• _WHAT THIS EXERCISE ASKS_:
1: In the passage about Steven Kiyoshi Kuromiya, where was he born?
2: Continue the passage about Steven Kiyoshi Kuromiya from the point where it stops.

• _SELECTED EXCERPT_:
As America commemorates the 50th anniversary of the legendary civil rights marches at Selma, and celebrates the black leaders at the forefront of history, the story of an Asian-American activist, who stood with Dr. King, is often overlooked.

Steven Kiyoshi Kuromiya was one of the handful of Asian Americans who went to Selma to join the fight for African-American civil rights. In many ways, it was in his blood to battle injustice. Kuromiya was born May 9, 1943, while his Japanese American family was incarcerated in a World War II internment camp at Heart Mountain, Wyoming.

Kuromiya’s family ultimately moved to California, where he began to solidify other elements of his identity, beyond race, and show early signs of his activist sensibilities. In high school, he reportedly came to realize that "even more important than my racial identity was my gayness." At the University of Pennsylvania he became a member of the SDS, or Students for a Democratic Society, and developed his flair for attracting attention to his causes.

To draw attention to the use of napalm in Vietnam, he once staged an event where a dog was threatened to be burned alive on the library steps at Penn. When thousands turned up, they saw Kuromiya's message: "Congratulations on your anti-napalm protest. You saved the life of a dog. Now, how about saving the lives of tens of thousands of people in Vietnam?"

In some ways, Steven Kiyoshi Kuromiya was born into a life of activism. His family was incarcerated in a World War II internment camp in Wyoming when he was born.Courtesy Critical Path Project

But his creative non-violent protest methods were not always appreciated, especially at Selma when he was brutally clubbed by Alabama state troopers. Kuromiya was leading a group of high school students in a march to the state capitol building in Montgomery on March 13.

In a Life magazine piece, Kuromiya talked about his experience: “I was in the South during the spring and summer of 1965. After Revered James Reeb was killed, we marched and I was clubbed down and hospitalized. When you get treated this way, you suddenly know what it is like to be a black in Mississippi or a peasant in Vietnam. You learn something about going through channels then too. I gave my story to an FBI agent in the hospital. He took seven pages of notes, but I remember thinking at the time it was probably just about as effective as relaying information to the ACLU via the House Un-American Activities Committee. Nothing ever came of it, at any rate.”

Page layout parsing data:
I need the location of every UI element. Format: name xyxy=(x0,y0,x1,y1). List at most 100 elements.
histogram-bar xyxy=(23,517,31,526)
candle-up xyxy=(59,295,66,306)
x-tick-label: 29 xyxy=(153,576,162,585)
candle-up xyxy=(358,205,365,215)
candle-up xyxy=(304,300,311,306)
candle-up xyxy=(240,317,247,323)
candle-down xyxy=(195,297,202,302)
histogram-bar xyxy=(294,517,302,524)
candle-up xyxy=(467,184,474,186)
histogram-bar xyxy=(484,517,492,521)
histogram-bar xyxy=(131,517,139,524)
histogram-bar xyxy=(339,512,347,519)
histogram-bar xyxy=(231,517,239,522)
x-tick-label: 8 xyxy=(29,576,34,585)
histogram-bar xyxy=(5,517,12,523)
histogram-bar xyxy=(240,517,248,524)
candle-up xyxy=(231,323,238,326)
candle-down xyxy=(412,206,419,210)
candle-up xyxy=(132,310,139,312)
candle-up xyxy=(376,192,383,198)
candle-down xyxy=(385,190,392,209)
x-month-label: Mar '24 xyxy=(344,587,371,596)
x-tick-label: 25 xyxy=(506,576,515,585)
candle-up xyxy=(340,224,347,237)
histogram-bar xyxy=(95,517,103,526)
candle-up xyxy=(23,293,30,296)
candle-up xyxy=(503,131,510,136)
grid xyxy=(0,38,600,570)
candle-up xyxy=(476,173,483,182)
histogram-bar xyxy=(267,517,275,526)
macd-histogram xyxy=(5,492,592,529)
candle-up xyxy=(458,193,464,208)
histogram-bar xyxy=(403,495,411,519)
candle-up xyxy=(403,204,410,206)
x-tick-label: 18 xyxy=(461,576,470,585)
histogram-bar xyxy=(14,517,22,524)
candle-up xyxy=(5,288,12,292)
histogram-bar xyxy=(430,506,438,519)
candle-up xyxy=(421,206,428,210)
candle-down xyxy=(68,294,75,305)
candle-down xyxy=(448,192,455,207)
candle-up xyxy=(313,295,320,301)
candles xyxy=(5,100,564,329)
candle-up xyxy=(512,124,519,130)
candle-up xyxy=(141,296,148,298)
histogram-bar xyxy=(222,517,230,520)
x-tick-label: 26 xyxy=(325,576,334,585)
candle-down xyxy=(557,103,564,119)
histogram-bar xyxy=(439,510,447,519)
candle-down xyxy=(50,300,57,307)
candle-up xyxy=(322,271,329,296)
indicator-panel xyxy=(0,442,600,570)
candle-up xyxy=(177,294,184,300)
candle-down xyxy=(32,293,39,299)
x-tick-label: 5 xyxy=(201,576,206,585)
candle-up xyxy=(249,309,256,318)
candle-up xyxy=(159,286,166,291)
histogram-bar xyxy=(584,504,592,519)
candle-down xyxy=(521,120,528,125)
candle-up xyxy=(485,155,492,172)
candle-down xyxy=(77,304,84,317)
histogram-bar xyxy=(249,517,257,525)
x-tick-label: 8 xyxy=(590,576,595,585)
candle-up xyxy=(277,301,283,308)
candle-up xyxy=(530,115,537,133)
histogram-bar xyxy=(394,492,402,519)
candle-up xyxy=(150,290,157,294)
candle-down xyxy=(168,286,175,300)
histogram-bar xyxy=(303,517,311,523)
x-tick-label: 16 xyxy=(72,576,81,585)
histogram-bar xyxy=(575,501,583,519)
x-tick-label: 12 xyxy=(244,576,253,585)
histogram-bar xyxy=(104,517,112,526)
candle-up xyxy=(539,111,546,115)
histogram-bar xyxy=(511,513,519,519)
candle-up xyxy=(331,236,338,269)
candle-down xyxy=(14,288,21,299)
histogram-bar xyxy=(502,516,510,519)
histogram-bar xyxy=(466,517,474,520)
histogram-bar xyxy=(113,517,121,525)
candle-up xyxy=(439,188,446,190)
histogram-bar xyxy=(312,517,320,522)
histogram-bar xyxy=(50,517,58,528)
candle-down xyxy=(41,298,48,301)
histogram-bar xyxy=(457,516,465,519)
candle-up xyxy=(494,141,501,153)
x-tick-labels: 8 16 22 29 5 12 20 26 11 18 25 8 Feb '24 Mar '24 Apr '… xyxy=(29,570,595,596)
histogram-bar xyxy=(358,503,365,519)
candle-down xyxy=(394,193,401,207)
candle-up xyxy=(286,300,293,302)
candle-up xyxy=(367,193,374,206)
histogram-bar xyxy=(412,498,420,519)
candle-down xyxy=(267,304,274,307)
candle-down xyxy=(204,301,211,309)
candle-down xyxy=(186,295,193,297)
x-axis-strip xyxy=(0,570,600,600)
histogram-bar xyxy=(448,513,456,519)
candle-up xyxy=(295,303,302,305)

• _EXPECTED OUTPUTS_:
1: In a World War II internment camp at Heart Mountain, Wyoming.

2:
Kuromiya would become a close confidante of Dr. Martin Luther King, Jr., and during the week of King’s funeral helped to care for the King children.

Kuromiya was also known as a renaissance man. He was an engaging writer and food critic in the Philadelphia area. He was a world-ranked Scrabble player. A Kundalini yoga devotee. And he was a student and mentee of the futurist Buckminster Fuller, with whom he co-authored a book.

Fuller’s thinking influenced Kuromiya’s activism which was re-invigorated by the rise of the AIDS epidemic. It became literally the battle of his life.

As a member of ACT UP, Kuromiya founded the Critical Path Project, which sent information first through newsletters, then through the internet, to thousands of HIV/AIDS patients to insure access to the latest treatment news. He took part in some of the earliest rallies for gay rights in the 1960's.

Kuromiya would become a close confidante of Dr. Martin Luther King, Jr., and during the week of King’s funeral helped to care for the King children.Courtesy Critical Path Project

Whatever his focus, Kuromiya always fought to make things better. His use of the Internet led to his participation in the fight for free speech on the web. His advocacy for people with HIV/AIDS, made him the lead plaintiff in Kuromiya vs the United States which fought for medical marijuana use.

When Kuromiya died from AIDS, a life of activism ended May 10, 2000, a day after his 57th birthday.